### Stored data
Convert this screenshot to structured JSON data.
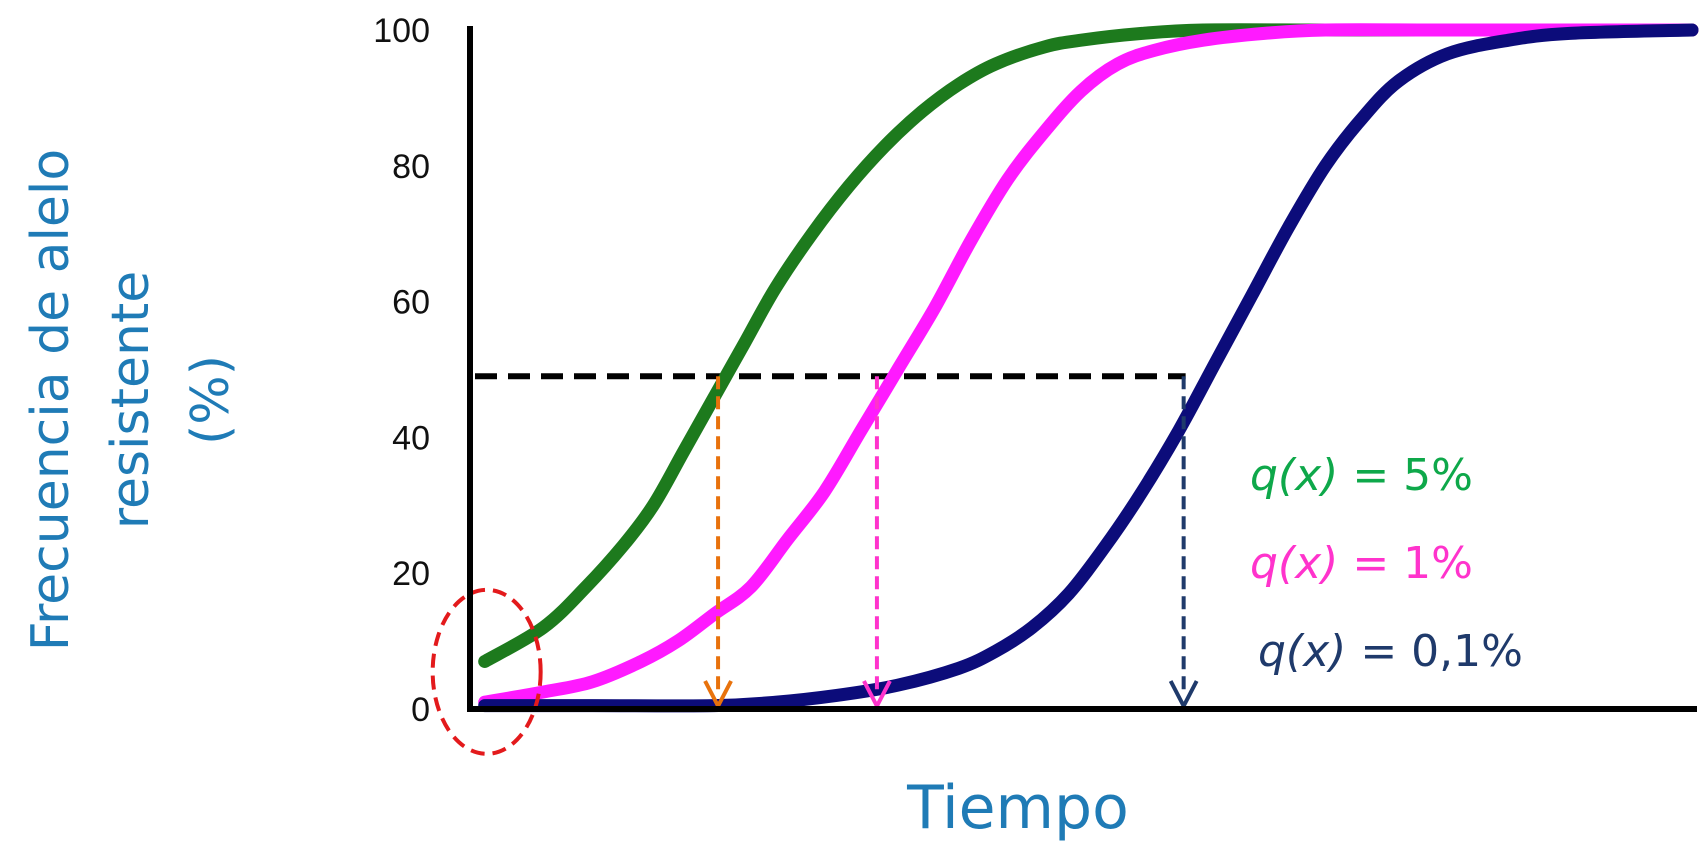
{
  "chart_data": {
    "type": "line",
    "title": "",
    "xlabel": "Tiempo",
    "ylabel_lines": [
      "Frecuencia de alelo",
      "resistente",
      "(%)"
    ],
    "ylim": [
      0,
      100
    ],
    "yticks": [
      "0",
      "20",
      "40",
      "60",
      "80",
      "100"
    ],
    "xlim": [
      0,
      1
    ],
    "grid": false,
    "legend_position": "right",
    "threshold": {
      "y": 49,
      "color": "#000000",
      "dashed": true
    },
    "series": [
      {
        "legend_label": "q(x) = 5%",
        "legend_prefix": "q(x)",
        "legend_value": "= 5%",
        "color": "#1d7a1d",
        "legend_color": "#0ea84a",
        "x": [
          0.012,
          0.06,
          0.095,
          0.125,
          0.15,
          0.175,
          0.2,
          0.225,
          0.25,
          0.28,
          0.31,
          0.34,
          0.37,
          0.4,
          0.43,
          0.47,
          0.5,
          0.55,
          0.6,
          0.7,
          0.8,
          1.0
        ],
        "y": [
          7,
          12,
          18,
          24,
          30,
          38,
          46,
          54,
          62,
          70,
          77,
          83,
          88,
          92,
          95,
          97.5,
          98.5,
          99.5,
          100,
          100,
          100,
          100
        ],
        "drop_arrow": {
          "x": 0.203,
          "color": "#e8720c"
        }
      },
      {
        "legend_label": "q(x) = 1%",
        "legend_prefix": "q(x)",
        "legend_value": "= 1%",
        "color": "#ff1aff",
        "legend_color": "#ff33cc",
        "x": [
          0.012,
          0.06,
          0.1,
          0.14,
          0.17,
          0.2,
          0.23,
          0.26,
          0.29,
          0.32,
          0.35,
          0.38,
          0.41,
          0.44,
          0.47,
          0.5,
          0.53,
          0.56,
          0.6,
          0.65,
          0.7,
          0.8,
          1.0
        ],
        "y": [
          1,
          2.5,
          4,
          7,
          10,
          14,
          18,
          25,
          32,
          41,
          50,
          59,
          69,
          78,
          85,
          91,
          95,
          97,
          98.5,
          99.5,
          100,
          100,
          100
        ],
        "drop_arrow": {
          "x": 0.333,
          "color": "#ff33cc"
        }
      },
      {
        "legend_label": "q(x) = 0,1%",
        "legend_prefix": "q(x)",
        "legend_value": "= 0,1%",
        "color": "#0c0c7a",
        "legend_color": "#1f3a6b",
        "x": [
          0.012,
          0.1,
          0.2,
          0.25,
          0.3,
          0.35,
          0.4,
          0.43,
          0.46,
          0.49,
          0.52,
          0.55,
          0.58,
          0.61,
          0.64,
          0.67,
          0.7,
          0.73,
          0.76,
          0.8,
          0.85,
          0.9,
          1.0
        ],
        "y": [
          0.5,
          0.5,
          0.5,
          1,
          2,
          3.5,
          6,
          8.5,
          12,
          17,
          24,
          32,
          41,
          51,
          61,
          71,
          80,
          87,
          92.5,
          96.5,
          98.5,
          99.5,
          100
        ],
        "drop_arrow": {
          "x": 0.584,
          "color": "#1f3a6b"
        }
      }
    ],
    "annotations": [
      {
        "shape": "dashed-ellipse",
        "color": "#e31a1c",
        "x": 0.012,
        "y": 4
      }
    ]
  }
}
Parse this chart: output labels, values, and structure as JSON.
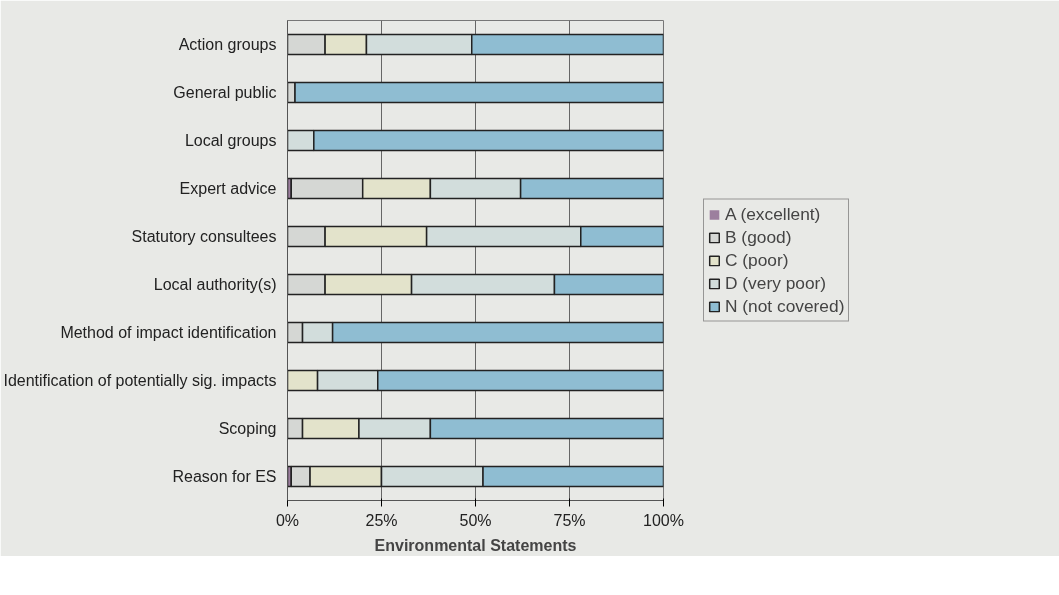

### What you have to do
Read the data above and pull out each line that holds the string "this".

### Response
Convert this screenshot to structured JSON data.
Parse this chart: output labels, values, and structure as JSON.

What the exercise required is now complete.